Es könnte auch anders sein

„Was wir über unsere Gesellschaft, ja über die Welt, in der wir leben, wissen, wissen wir durch die Massenmedien. (Fussnote: Das gilt nicht nur für Soziologen, die ihr Wissen nicht mehr durch Herumschlendern und auch nicht mit bloßen Augen und Ohren gewinnen können.)
Das gilt nicht nur für unsere Kenntnis der Gesellschaft und der Geschichte, sondern auch für unsere Kenntnis der Natur“. Luhmann, Die Realität der Massenmedien.
Die Massenmedien bilden Ereignisse nicht ab wie man meinen möchte. Sie konstruieren Deutungen von Ereignissen. Diese Deutungen hängen von den jeweiligen Produktionsbedingungen ab. Dazu zählen politische Interessenslagen genauso wie ökonomische und ganz profan auch die Besonderheiten des Beobachtens selbst.(auch ein Journalist ist ein Mensch und Wahrnehmungen sind nun mal keine Abbilder der Realität). Aber: das, was Medien konstruieren, diese Deutungen, wiegen schwer. Sie prägen das Bild, was von Ereignissen in der öffentlichkeit entsteht. Sie beeinflussen die öffentliche Meinung. Lokal, national, international. Sie beeinflussen das Bild, was sich Politiker von diesen Ereignisse manchen, denn Politiker wissen das, was sie wissen auch durch die Massenmedien. Sehr oft jedenfalls – und das ist kein Hinweis auf Faulheit! Nebenbei bemerkt, machmal wissen Medien auch das was sie wissen durch Medien.

Aufgeführte Datensätze ▸
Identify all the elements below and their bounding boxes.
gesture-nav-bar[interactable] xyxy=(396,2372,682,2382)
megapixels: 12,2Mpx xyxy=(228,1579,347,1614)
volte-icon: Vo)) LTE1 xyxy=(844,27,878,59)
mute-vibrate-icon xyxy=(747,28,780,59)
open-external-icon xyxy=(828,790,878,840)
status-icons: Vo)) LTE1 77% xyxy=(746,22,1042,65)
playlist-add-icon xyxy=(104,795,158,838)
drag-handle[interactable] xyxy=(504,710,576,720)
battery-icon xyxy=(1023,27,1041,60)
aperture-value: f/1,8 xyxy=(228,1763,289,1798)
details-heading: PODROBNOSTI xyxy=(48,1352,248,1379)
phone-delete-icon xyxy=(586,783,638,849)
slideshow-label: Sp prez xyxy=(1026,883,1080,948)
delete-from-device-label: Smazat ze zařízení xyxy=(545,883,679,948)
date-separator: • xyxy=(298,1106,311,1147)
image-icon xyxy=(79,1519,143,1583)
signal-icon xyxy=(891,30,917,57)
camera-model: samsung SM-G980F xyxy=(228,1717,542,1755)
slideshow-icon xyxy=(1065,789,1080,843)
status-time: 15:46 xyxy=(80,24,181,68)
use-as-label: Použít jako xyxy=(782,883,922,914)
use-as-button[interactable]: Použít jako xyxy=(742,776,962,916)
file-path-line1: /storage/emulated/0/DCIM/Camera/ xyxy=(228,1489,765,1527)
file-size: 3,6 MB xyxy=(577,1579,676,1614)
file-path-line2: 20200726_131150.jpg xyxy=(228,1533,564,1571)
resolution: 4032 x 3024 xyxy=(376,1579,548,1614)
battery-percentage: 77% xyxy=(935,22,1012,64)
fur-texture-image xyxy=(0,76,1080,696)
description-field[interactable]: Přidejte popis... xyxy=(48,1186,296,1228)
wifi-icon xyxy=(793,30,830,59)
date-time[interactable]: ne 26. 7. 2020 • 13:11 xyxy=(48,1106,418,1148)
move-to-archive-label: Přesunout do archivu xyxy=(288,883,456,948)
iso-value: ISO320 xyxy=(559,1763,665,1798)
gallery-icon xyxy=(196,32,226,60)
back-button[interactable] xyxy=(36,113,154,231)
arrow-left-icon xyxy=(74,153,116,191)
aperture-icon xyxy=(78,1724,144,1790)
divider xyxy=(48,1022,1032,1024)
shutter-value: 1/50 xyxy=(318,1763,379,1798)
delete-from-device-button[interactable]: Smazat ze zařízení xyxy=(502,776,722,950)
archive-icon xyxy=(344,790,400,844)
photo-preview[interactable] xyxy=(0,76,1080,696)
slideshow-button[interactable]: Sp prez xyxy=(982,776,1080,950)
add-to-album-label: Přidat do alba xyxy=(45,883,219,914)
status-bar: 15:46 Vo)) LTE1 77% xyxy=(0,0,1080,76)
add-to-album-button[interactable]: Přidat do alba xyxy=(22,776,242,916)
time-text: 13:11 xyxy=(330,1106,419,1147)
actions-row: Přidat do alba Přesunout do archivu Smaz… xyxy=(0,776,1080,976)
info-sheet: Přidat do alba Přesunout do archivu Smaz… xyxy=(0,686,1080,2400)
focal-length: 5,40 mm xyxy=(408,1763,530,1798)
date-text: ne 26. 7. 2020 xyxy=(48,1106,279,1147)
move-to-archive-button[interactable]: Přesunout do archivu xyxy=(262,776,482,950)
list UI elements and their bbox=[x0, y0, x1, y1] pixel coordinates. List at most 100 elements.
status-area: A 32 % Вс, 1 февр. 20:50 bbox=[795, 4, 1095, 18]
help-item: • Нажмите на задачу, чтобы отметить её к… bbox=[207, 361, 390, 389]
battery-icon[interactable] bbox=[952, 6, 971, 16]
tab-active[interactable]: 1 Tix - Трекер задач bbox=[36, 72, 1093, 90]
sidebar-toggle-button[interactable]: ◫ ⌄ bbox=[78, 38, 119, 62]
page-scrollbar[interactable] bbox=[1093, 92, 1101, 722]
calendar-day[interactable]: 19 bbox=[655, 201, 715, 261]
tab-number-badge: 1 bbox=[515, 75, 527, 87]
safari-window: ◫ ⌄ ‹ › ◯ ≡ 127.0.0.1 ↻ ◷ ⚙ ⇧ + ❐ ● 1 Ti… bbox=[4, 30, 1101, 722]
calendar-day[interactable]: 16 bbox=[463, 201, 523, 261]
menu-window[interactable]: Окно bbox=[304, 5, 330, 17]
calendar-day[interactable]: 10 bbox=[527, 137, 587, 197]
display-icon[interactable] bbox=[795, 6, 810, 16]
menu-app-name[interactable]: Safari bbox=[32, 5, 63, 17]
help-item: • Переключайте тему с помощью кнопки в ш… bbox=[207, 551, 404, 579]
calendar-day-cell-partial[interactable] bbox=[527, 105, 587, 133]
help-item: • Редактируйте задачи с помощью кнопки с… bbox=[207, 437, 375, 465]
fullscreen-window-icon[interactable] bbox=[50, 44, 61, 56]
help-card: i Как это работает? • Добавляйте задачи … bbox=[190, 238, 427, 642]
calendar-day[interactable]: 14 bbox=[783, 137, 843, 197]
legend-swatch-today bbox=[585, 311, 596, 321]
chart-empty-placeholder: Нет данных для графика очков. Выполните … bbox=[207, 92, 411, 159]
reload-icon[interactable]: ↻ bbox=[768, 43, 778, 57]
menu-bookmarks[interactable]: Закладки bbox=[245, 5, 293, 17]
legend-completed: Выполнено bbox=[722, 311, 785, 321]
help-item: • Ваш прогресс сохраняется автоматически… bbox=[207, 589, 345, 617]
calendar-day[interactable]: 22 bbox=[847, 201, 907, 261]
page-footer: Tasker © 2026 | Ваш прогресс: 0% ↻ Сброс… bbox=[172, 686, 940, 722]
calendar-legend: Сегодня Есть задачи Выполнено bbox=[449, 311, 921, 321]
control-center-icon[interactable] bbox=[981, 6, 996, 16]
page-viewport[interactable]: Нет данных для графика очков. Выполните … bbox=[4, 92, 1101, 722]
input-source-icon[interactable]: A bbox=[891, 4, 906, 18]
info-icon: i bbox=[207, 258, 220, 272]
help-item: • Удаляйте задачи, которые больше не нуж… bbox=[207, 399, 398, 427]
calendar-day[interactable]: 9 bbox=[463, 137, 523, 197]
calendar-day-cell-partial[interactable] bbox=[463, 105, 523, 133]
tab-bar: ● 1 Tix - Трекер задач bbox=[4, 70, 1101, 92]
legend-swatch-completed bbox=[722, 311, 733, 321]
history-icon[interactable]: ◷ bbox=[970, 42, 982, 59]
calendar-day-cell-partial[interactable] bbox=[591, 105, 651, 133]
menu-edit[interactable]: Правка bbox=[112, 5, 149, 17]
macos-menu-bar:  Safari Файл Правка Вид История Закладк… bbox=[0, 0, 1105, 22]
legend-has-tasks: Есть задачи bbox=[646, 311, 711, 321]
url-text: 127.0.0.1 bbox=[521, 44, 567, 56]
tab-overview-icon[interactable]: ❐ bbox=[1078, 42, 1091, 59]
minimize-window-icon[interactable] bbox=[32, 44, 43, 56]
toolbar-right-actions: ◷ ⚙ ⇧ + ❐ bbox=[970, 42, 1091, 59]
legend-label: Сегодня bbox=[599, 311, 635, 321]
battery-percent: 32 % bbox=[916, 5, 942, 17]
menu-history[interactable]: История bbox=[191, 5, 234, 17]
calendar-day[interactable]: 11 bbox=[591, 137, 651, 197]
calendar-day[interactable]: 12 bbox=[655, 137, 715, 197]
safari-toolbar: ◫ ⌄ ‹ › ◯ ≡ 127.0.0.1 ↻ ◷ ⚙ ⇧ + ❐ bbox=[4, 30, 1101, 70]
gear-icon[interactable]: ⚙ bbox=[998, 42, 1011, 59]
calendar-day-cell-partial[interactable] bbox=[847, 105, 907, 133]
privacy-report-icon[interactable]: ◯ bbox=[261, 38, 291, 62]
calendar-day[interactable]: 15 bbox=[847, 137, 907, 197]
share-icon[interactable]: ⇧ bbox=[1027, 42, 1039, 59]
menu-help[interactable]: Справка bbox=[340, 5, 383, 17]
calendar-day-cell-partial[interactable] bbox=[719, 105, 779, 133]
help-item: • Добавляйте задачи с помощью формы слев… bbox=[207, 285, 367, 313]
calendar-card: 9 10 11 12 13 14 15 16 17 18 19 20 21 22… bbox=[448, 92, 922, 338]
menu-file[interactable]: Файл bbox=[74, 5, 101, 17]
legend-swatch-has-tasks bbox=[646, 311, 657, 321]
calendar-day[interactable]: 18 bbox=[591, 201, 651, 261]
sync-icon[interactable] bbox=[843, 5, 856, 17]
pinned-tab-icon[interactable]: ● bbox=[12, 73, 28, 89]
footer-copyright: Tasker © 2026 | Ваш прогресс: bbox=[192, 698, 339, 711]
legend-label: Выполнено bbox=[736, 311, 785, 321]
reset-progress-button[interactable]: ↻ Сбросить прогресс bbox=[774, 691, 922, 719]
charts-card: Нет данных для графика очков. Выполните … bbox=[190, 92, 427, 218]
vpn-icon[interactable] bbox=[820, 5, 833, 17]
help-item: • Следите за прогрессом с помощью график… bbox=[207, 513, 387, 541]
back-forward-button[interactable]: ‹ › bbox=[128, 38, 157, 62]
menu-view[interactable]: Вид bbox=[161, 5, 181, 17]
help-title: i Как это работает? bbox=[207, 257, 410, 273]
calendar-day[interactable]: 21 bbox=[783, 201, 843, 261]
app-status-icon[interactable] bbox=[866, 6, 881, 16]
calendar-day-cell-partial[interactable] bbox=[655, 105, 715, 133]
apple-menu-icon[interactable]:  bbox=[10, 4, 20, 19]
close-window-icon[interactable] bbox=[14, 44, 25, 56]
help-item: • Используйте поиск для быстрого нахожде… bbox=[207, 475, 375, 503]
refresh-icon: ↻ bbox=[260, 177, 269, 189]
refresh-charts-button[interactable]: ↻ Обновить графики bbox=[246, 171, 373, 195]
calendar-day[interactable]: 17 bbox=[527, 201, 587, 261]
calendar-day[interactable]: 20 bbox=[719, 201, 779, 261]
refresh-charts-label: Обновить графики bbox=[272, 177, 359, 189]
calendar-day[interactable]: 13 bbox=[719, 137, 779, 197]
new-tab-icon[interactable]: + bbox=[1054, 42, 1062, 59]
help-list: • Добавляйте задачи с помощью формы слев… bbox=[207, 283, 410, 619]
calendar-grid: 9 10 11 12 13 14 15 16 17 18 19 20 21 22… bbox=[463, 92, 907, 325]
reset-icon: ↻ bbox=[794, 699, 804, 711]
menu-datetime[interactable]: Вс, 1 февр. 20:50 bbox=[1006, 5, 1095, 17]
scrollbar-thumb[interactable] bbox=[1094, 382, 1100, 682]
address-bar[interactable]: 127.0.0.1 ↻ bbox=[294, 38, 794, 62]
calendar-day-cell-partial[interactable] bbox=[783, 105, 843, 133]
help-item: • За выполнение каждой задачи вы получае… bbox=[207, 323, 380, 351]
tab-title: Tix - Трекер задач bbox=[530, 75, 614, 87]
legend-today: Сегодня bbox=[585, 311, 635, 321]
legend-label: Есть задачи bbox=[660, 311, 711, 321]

Zu erledigen ▸
Schreibe den Text über die Massenmedien im Anschluss an seinen letzten Satz weiter.

Ergebnis ▸
Das kann manchmal eine ziemliche Eigendynamik entwickeln. Um es ganz einfach zu erklären: Es gab da mal ein Lied. Von 99 Luftballons auf ihrem Weg zum Horizont …
Es soll Journalisten geben, die sich wundern warum die Situation momentan so ist wie sie ist. Wenn aber nur Nachrichten etwas wert sind wenn sie Aufmerksamkeit erregen. Konflikte ein schönes Thema für gute Artikel sind – und gute Nachrichten eher langweilig, ja dann muss man sich nicht wundern wenn die Welt für schlechter gehalten wird als sie ist.
Und die Politik – naja. Es ist für Politiker insbesondere in der Opposition eine Existenzfrage, die Welt möglichst schlecht darzustellen. Der Wähler braucht ja einen Grund zum wählen, es muss also besser werden und das geht natürlich nur mit demjenigen, für den man sein Kreuzchen setzen soll. Dazu braucht es eine drastische Sporache und ganz schnell ist man beim Populismus angelangt. Ich behaupte, dass Menschen jetzt denen hinterher rennen, die so menschen- und demokratiefeindlich sind dass es einen gruselt, daran ist nicht nur eine Partei schuld. Es sind auch die zu vielen zu einfachen Versprechungen die im Laufe der Zeit gemacht wurden. Nicht nur. Aber auch.